Goal of the exercise — Scan the material that follows. Copy every line containing the word "this".

──────── Material supplied

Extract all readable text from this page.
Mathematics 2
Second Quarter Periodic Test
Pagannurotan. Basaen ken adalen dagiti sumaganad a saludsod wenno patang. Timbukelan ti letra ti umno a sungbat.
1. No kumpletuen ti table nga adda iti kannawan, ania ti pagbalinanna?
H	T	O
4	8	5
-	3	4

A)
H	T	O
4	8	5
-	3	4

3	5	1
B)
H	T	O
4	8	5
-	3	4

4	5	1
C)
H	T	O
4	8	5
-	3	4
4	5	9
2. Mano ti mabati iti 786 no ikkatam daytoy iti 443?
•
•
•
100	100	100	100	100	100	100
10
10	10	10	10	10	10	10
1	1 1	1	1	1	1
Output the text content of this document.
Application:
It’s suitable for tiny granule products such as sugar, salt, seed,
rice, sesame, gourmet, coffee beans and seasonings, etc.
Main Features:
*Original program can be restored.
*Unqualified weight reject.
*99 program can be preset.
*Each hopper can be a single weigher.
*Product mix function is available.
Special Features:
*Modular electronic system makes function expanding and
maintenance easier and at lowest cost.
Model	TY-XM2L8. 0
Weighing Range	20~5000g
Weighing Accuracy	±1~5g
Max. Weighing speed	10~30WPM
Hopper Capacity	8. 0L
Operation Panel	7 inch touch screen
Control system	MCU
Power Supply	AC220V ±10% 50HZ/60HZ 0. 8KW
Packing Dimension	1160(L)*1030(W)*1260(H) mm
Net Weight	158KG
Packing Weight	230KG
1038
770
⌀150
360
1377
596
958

────────────────

Task solution —
Extract all readable text from this page.
Output the text content of this document.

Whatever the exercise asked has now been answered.